[start of Supplied data]

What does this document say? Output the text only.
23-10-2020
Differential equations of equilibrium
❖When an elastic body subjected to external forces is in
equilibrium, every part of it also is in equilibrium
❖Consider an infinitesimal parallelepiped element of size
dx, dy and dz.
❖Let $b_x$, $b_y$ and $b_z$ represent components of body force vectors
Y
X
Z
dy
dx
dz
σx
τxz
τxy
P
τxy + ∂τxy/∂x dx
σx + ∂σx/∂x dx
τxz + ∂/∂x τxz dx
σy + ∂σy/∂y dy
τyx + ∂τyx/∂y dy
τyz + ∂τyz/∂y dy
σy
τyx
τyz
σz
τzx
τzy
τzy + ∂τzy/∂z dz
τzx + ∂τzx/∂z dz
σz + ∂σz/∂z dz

[end of Supplied data]
[start of Supplied data]

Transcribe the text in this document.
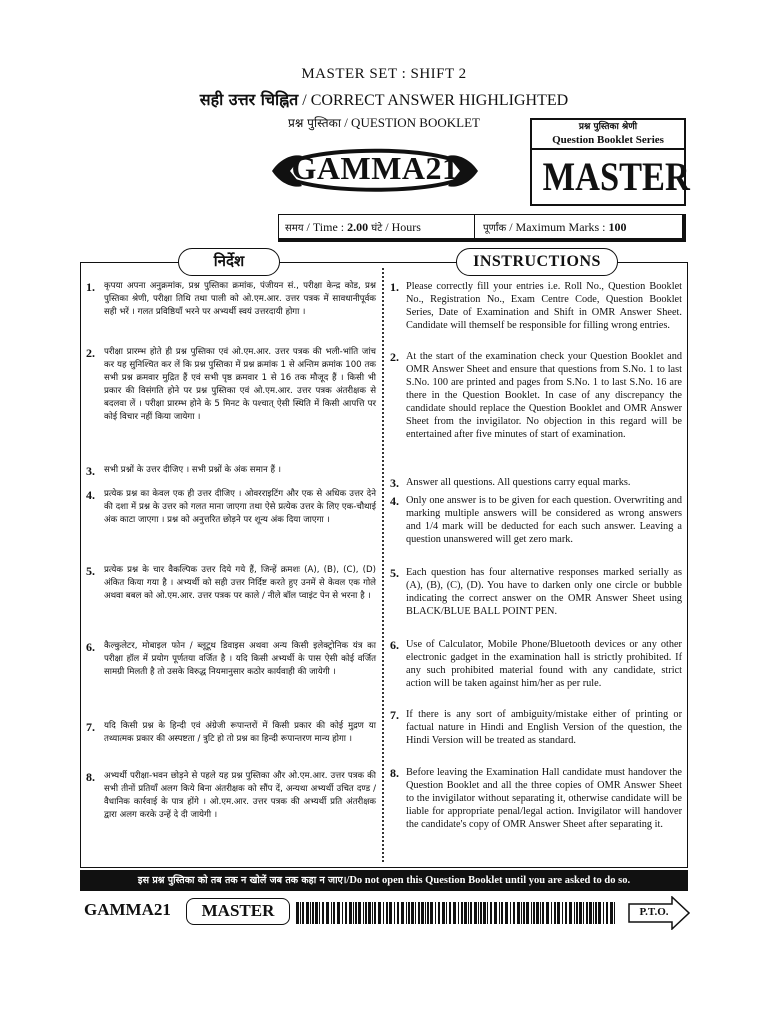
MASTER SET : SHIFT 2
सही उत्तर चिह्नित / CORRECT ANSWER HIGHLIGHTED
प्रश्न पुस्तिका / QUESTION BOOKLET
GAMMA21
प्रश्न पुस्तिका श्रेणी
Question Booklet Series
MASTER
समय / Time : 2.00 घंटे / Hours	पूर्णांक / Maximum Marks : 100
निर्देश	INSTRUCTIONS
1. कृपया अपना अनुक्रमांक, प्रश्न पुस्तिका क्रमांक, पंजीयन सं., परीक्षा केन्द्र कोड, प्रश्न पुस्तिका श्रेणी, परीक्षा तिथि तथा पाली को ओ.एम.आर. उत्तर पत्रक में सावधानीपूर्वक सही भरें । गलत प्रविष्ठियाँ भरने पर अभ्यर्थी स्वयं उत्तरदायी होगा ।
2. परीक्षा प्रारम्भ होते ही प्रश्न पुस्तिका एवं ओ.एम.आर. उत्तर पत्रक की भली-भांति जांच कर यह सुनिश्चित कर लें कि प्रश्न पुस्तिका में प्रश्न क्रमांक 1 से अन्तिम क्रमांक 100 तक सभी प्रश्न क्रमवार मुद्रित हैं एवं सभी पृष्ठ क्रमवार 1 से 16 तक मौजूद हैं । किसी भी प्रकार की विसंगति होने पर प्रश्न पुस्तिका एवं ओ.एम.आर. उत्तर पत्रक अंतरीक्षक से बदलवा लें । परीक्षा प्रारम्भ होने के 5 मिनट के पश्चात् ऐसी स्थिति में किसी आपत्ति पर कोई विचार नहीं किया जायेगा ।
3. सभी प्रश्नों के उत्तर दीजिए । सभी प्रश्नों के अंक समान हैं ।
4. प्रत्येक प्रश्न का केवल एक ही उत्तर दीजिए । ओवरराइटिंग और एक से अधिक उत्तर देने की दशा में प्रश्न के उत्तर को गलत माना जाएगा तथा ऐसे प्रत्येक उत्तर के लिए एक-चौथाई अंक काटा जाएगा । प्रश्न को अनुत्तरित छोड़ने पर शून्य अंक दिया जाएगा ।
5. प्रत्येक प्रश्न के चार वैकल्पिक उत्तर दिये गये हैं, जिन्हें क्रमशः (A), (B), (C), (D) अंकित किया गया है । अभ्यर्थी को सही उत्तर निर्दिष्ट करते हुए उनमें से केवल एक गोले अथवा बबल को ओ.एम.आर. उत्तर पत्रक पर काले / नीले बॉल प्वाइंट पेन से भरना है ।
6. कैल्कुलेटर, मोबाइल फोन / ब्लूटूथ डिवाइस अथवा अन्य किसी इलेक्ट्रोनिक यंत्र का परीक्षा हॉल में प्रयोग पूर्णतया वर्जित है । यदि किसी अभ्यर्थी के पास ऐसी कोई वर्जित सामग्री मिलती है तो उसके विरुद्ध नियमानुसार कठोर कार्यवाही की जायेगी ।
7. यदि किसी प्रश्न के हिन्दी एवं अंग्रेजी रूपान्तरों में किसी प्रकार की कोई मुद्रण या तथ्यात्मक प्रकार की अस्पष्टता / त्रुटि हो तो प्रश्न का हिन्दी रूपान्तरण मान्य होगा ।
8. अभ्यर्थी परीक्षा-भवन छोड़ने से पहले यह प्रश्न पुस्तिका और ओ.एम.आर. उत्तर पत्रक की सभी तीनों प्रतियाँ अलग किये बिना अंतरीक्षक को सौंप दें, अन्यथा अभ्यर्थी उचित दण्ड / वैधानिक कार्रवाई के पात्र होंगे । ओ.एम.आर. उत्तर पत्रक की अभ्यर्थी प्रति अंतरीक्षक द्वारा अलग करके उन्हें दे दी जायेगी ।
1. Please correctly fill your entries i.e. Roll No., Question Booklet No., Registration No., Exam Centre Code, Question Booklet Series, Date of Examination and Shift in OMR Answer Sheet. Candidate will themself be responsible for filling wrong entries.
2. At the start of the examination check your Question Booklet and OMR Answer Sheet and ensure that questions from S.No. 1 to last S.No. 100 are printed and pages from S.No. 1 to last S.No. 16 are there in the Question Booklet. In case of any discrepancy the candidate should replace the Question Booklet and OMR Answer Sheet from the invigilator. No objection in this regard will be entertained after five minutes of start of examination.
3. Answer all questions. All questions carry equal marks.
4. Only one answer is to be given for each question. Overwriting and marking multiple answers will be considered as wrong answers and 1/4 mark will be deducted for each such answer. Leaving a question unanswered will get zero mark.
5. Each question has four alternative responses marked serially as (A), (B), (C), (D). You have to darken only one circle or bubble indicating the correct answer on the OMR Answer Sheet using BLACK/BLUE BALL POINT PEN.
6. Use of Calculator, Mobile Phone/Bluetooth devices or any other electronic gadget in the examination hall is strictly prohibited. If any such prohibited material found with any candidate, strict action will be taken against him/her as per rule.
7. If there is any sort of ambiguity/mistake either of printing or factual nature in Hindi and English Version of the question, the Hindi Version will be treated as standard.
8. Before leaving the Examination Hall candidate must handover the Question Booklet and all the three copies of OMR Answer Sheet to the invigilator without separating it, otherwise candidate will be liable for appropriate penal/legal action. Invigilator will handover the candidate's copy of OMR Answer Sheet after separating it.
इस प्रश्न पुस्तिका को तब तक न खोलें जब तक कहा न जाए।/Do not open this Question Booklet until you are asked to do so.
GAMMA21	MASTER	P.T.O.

[end of Supplied data]

▶ _Description of the task_:
List all lines in the material containing the string "MASTER".

▶ _Worked answer_:
MASTER SET : SHIFT 2
MASTER
GAMMA21	MASTER	P.T.O.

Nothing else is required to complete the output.